Stored records:
------------------------

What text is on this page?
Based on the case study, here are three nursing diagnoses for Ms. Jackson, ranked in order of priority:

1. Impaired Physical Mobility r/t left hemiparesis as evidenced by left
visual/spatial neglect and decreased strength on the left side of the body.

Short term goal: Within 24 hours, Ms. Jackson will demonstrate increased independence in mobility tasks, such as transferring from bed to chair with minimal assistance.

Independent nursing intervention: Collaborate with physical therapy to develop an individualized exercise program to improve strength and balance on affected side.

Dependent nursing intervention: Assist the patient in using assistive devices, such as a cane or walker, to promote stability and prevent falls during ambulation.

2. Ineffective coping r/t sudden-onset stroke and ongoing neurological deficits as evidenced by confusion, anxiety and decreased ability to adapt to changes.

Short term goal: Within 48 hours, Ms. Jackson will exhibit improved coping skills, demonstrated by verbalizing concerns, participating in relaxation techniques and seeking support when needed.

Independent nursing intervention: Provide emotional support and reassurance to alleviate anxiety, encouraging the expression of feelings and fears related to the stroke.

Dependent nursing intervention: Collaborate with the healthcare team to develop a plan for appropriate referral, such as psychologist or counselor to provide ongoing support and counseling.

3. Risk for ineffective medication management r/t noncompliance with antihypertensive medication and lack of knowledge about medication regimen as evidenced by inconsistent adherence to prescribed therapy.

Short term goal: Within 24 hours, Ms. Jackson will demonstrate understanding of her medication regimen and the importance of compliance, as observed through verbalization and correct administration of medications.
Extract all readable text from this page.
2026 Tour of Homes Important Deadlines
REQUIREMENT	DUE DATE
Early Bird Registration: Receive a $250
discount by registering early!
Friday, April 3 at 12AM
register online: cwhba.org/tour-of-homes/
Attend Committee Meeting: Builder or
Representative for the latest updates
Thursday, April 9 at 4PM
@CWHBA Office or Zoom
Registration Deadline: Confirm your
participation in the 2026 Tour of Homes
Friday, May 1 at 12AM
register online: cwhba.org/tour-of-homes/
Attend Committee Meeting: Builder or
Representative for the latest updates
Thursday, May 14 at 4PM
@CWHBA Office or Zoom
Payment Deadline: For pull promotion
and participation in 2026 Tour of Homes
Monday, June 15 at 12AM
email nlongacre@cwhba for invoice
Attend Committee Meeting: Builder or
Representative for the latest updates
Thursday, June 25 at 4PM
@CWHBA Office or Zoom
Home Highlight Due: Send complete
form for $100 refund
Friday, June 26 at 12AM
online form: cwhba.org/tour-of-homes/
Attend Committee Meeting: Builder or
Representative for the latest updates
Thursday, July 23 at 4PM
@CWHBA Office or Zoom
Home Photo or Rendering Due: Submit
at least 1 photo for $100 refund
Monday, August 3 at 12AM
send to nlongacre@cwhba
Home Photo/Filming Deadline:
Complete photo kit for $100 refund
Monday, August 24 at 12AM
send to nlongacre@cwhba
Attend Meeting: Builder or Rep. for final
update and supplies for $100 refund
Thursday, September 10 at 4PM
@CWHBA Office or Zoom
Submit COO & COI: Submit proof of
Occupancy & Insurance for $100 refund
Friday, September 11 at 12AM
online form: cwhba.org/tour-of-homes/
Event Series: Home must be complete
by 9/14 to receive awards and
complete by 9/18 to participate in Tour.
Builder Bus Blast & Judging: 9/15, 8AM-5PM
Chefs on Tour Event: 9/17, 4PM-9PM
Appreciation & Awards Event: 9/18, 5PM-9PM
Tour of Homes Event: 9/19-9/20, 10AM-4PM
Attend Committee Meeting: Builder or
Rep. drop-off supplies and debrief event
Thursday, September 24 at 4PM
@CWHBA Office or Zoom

------------------------

Look through the data above. Copy every line with the string "stroke" in it.

2. Ineffective coping r/t sudden-onset stroke and ongoing neurological deficits as evidenced by confusion, anxiety and decreased ability to adapt to changes.
Independent nursing intervention: Provide emotional support and reassurance to alleviate anxiety, encouraging the expression of feelings and fears related to the stroke.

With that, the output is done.